Stored items from a collection:
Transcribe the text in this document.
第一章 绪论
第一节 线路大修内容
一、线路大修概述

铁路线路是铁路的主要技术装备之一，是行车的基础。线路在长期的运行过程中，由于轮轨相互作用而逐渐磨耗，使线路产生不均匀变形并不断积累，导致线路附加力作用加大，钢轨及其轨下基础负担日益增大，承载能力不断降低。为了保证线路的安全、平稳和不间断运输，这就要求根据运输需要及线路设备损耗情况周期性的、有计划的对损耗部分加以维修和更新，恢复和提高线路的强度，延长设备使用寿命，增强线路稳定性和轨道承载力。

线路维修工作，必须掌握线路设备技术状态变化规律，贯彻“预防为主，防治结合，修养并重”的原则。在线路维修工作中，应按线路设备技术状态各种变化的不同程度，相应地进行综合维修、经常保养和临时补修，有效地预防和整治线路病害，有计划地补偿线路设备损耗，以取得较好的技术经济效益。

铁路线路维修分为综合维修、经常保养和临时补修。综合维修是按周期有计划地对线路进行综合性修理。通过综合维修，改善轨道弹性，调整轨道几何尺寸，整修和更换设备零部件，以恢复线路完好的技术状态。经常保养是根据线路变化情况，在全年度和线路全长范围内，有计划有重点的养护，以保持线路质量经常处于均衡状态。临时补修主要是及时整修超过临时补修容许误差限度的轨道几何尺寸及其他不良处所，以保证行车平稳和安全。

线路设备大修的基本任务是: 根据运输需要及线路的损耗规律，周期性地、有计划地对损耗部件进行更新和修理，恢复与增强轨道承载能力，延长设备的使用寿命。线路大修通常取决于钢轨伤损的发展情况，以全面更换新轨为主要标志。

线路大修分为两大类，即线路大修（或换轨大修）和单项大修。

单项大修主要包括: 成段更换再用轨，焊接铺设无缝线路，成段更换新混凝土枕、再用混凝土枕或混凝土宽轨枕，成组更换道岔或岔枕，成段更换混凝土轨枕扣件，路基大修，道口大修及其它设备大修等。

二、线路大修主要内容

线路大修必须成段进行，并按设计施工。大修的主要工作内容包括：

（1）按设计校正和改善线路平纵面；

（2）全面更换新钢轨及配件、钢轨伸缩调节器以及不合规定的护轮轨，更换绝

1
...
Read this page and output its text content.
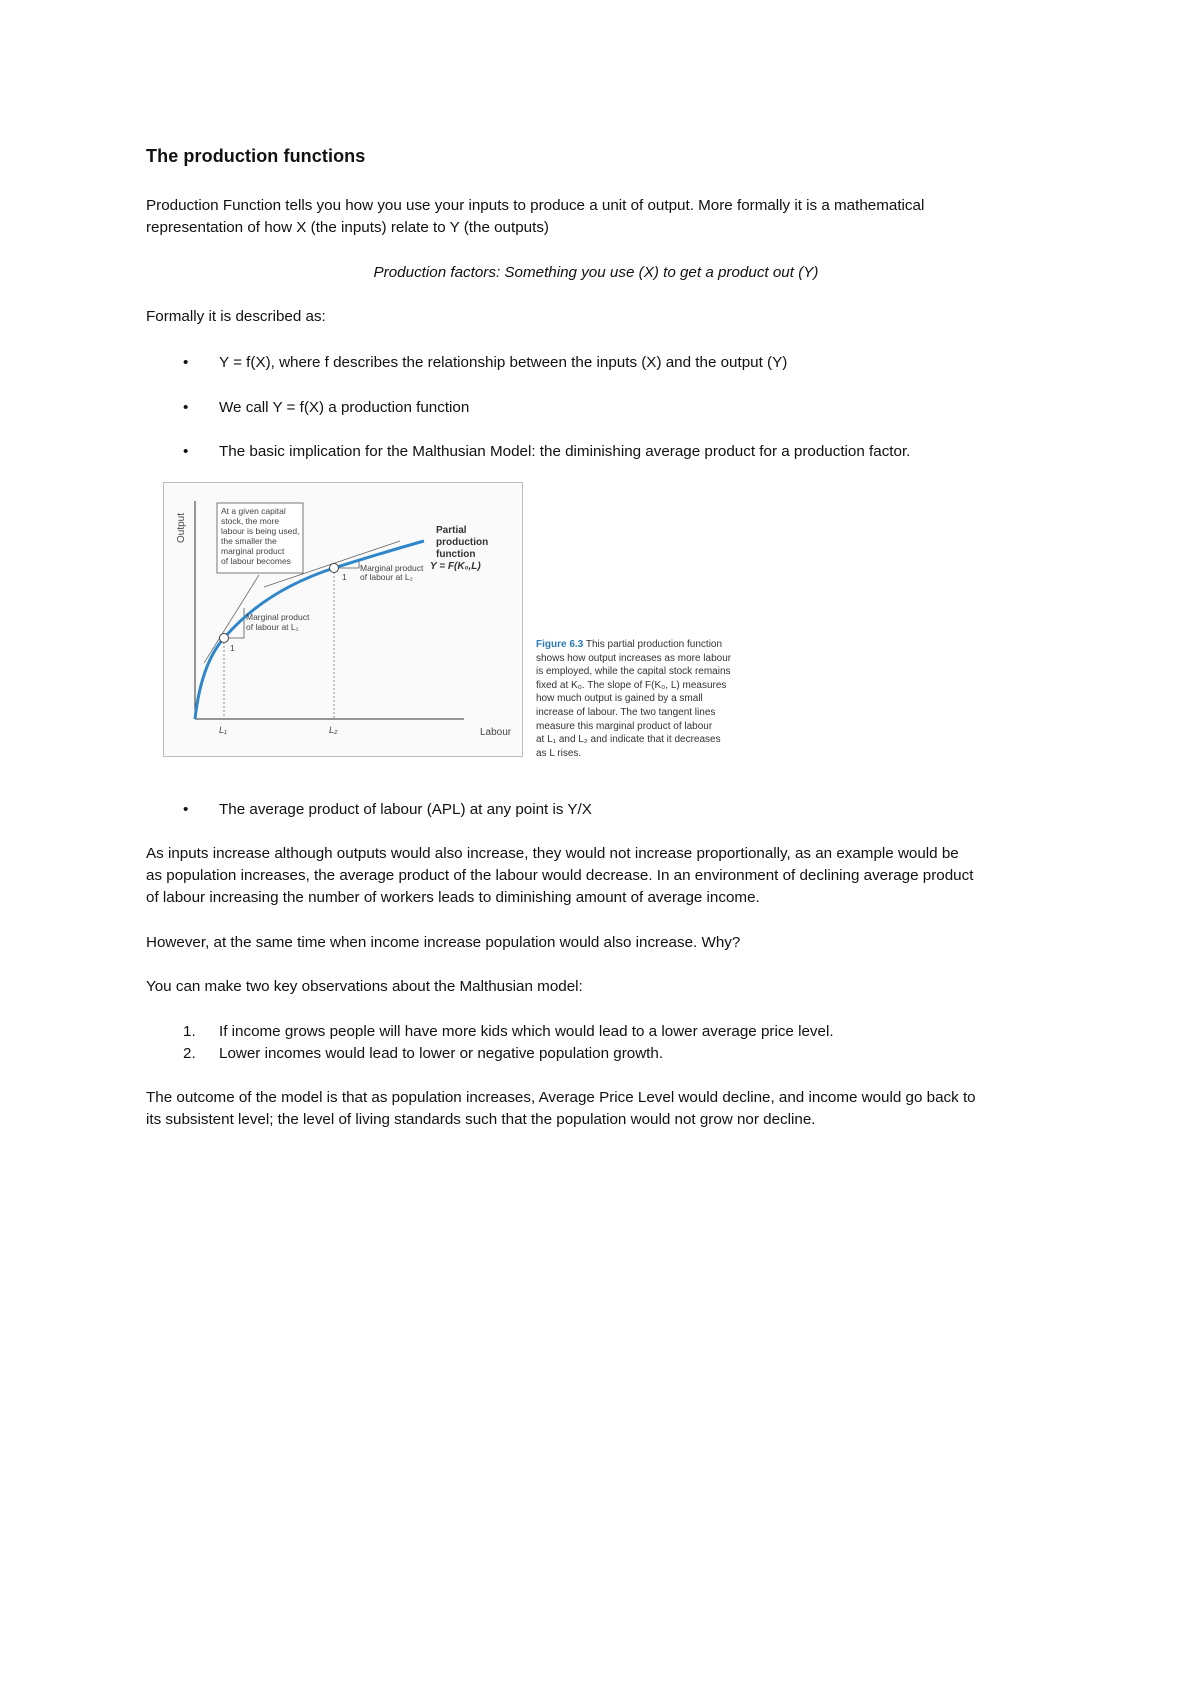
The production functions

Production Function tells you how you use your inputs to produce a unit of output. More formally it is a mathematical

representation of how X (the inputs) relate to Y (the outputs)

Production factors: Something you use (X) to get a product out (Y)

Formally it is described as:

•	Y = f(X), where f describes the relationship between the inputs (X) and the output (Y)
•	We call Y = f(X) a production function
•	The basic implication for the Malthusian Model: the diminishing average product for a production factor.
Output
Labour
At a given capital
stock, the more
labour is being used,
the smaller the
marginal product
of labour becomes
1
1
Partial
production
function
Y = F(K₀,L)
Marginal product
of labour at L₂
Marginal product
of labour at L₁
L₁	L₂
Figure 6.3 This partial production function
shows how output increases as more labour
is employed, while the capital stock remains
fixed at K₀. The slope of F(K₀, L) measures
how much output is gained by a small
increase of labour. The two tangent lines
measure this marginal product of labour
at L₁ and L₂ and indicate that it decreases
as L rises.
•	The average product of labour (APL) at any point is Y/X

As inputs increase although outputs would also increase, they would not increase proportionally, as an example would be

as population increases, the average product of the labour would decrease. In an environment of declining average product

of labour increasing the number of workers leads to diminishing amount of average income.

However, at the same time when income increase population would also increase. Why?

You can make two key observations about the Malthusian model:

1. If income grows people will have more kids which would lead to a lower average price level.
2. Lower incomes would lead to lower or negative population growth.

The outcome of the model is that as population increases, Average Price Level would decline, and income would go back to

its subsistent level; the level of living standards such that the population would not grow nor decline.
==
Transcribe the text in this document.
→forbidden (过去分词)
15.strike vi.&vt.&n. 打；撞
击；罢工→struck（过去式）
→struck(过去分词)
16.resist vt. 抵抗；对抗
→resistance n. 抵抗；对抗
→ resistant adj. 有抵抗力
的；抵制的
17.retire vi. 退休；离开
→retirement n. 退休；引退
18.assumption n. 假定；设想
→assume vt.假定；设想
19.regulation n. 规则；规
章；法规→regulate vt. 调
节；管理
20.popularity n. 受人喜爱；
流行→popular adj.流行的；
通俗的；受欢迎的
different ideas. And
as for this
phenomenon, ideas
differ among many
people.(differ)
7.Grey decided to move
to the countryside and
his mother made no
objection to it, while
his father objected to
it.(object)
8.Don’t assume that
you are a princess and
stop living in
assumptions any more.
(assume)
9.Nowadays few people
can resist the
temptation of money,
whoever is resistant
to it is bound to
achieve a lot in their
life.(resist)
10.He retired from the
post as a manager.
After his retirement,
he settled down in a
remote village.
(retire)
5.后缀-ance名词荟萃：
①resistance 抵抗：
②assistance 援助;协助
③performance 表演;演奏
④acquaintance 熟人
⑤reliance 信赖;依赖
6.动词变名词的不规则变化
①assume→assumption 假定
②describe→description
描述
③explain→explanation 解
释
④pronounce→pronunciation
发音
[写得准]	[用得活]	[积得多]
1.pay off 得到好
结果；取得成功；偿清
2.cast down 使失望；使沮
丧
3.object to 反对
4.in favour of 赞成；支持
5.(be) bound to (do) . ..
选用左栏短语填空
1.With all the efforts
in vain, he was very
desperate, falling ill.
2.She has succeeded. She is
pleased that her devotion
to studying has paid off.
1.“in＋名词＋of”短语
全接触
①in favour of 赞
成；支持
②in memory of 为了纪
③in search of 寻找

— The task —
Your task is to gather all lines from the entries above that hold the word "down".

— Final answer —
he settled down in a
2.cast down 使失望；使沮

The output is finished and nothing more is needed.